**GOAL:** Sort through the entries below and pull out lines containing the word "Delay".

#####

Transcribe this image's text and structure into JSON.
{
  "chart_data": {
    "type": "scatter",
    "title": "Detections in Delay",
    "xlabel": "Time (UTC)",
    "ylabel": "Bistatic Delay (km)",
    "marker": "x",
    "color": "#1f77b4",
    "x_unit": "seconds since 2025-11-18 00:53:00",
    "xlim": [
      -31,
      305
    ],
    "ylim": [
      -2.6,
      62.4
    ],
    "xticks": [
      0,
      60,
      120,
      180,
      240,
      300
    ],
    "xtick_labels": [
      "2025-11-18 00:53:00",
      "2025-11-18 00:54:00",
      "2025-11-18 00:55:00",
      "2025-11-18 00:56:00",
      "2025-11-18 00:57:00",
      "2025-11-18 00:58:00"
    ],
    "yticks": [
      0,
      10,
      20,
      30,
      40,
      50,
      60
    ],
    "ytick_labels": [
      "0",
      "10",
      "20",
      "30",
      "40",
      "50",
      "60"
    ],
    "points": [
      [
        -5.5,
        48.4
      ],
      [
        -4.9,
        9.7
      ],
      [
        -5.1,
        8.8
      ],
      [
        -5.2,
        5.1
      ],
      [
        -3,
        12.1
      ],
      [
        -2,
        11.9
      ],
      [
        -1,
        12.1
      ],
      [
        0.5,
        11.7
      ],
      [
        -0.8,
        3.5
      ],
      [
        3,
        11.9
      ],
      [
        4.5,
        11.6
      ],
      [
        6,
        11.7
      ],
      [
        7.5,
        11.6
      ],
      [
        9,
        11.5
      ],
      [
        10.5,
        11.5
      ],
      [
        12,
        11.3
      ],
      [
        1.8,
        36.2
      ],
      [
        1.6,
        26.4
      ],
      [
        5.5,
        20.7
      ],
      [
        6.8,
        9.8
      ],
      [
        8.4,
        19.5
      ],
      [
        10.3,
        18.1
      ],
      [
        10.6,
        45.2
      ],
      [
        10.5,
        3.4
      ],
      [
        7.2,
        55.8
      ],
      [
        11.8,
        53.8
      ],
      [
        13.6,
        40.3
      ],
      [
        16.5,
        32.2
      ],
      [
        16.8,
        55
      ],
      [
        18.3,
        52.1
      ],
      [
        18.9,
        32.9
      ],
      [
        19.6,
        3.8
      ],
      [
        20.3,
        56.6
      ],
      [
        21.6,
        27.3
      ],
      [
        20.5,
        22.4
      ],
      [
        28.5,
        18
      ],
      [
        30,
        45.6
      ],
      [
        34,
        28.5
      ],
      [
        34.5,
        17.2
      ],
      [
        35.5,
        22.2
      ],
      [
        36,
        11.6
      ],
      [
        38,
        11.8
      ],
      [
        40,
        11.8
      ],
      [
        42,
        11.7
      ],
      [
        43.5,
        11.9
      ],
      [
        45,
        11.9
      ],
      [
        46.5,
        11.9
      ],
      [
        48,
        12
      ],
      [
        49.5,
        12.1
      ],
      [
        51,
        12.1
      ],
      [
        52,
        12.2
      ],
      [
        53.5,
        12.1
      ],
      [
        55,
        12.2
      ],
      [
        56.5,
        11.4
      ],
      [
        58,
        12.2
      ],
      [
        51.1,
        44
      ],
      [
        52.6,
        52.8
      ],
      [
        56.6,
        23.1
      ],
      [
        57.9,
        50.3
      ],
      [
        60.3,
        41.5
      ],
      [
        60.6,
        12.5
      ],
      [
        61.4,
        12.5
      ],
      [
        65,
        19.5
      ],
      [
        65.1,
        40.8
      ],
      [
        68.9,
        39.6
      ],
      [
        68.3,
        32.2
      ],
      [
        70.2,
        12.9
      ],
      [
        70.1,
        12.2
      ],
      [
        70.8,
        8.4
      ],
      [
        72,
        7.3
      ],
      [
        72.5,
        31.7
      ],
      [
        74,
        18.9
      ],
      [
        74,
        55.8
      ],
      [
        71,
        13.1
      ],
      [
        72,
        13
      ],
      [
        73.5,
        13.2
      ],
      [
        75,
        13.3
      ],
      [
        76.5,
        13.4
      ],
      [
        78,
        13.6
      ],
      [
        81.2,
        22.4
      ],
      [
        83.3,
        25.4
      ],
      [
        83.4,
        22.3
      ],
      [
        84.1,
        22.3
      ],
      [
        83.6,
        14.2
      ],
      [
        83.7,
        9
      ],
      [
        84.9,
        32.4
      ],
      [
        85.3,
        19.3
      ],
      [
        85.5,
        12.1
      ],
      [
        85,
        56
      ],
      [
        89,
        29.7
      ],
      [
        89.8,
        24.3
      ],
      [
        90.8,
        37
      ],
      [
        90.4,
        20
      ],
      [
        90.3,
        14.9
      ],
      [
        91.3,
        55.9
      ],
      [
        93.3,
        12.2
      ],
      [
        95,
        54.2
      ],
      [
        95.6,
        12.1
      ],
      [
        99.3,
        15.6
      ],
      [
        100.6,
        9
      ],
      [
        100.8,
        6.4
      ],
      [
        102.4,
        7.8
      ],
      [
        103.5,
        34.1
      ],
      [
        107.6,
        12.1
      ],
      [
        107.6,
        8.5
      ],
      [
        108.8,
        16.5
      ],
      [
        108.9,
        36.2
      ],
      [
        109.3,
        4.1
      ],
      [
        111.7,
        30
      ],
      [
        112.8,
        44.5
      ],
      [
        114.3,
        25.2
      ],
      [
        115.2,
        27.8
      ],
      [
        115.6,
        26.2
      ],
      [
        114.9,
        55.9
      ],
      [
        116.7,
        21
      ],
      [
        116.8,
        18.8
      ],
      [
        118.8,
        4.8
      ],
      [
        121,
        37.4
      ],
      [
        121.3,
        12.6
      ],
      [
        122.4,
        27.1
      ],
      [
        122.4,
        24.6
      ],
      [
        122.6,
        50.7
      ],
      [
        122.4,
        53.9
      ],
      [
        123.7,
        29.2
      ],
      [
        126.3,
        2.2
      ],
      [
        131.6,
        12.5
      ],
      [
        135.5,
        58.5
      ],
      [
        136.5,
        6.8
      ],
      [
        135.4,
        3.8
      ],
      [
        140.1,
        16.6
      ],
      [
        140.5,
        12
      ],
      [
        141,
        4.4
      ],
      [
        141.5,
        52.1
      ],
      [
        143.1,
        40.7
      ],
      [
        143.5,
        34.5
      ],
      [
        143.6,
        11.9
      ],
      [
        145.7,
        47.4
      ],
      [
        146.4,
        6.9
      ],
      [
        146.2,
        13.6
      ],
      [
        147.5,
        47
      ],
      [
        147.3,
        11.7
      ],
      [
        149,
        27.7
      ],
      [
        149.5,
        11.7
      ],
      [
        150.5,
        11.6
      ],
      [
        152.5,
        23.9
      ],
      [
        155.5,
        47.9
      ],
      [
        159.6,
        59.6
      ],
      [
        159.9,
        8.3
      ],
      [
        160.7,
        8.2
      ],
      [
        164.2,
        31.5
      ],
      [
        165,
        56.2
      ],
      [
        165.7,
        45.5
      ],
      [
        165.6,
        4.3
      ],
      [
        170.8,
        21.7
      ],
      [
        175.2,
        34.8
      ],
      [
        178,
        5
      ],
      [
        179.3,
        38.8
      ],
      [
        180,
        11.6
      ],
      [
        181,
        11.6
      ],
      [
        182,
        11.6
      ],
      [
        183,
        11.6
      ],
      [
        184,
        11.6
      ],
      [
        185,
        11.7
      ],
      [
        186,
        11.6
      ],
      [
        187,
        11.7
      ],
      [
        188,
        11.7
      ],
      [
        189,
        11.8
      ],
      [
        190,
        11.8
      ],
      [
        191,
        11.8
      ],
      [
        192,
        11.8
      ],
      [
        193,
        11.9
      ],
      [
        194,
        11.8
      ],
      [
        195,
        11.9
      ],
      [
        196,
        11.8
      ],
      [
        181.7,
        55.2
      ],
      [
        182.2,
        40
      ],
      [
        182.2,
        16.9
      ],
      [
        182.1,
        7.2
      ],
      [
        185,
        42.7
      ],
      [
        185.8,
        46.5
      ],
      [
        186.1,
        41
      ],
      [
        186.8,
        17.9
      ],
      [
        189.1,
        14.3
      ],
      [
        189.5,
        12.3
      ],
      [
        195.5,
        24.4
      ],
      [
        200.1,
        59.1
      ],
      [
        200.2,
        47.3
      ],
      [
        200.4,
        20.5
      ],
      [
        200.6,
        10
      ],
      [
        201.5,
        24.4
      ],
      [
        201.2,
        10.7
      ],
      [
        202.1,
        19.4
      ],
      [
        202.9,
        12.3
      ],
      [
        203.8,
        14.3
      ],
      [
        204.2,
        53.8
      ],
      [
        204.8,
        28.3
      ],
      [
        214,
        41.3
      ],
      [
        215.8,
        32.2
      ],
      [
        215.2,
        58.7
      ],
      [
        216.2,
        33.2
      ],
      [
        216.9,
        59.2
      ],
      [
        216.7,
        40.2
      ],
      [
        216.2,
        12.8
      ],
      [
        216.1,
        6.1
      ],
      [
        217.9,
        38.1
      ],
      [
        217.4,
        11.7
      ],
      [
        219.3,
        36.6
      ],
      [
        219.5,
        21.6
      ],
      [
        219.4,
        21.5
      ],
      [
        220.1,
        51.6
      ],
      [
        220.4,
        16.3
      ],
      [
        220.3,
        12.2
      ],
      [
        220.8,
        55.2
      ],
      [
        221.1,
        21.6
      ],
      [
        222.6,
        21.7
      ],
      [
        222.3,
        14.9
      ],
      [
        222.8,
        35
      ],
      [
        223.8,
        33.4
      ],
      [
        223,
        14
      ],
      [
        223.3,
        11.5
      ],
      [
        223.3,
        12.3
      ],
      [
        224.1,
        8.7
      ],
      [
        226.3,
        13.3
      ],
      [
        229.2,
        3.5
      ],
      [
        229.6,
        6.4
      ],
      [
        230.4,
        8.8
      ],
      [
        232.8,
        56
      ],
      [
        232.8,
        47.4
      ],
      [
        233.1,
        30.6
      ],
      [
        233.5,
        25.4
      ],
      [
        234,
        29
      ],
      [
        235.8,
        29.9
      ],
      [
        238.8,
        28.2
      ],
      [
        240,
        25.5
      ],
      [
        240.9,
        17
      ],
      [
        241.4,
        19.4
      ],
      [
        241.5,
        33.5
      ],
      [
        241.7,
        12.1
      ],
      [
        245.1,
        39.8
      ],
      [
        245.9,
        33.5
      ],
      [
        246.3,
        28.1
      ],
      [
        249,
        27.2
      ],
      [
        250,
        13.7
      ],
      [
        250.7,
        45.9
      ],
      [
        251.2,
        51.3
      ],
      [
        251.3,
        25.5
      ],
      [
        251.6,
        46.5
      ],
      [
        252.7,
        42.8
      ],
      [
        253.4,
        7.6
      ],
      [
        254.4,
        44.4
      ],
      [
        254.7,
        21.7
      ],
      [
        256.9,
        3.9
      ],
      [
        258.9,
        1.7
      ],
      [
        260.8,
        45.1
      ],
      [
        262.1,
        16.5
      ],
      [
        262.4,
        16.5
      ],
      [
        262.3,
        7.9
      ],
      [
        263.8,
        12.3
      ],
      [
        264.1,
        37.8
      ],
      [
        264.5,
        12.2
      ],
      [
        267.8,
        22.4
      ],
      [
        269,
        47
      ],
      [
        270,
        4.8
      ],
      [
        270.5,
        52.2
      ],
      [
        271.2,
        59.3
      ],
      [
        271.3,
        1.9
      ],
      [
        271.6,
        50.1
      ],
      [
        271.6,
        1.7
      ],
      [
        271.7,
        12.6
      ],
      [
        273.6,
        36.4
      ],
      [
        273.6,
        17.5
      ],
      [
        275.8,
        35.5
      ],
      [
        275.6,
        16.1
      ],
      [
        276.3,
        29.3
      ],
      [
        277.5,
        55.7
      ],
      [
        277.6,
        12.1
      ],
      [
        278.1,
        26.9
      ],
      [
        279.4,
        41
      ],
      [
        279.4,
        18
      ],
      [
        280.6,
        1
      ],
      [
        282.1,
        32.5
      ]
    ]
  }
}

#####

**RESULT OF THE TASK:**
    "title": "Detections in Delay",
    "ylabel": "Bistatic Delay (km)",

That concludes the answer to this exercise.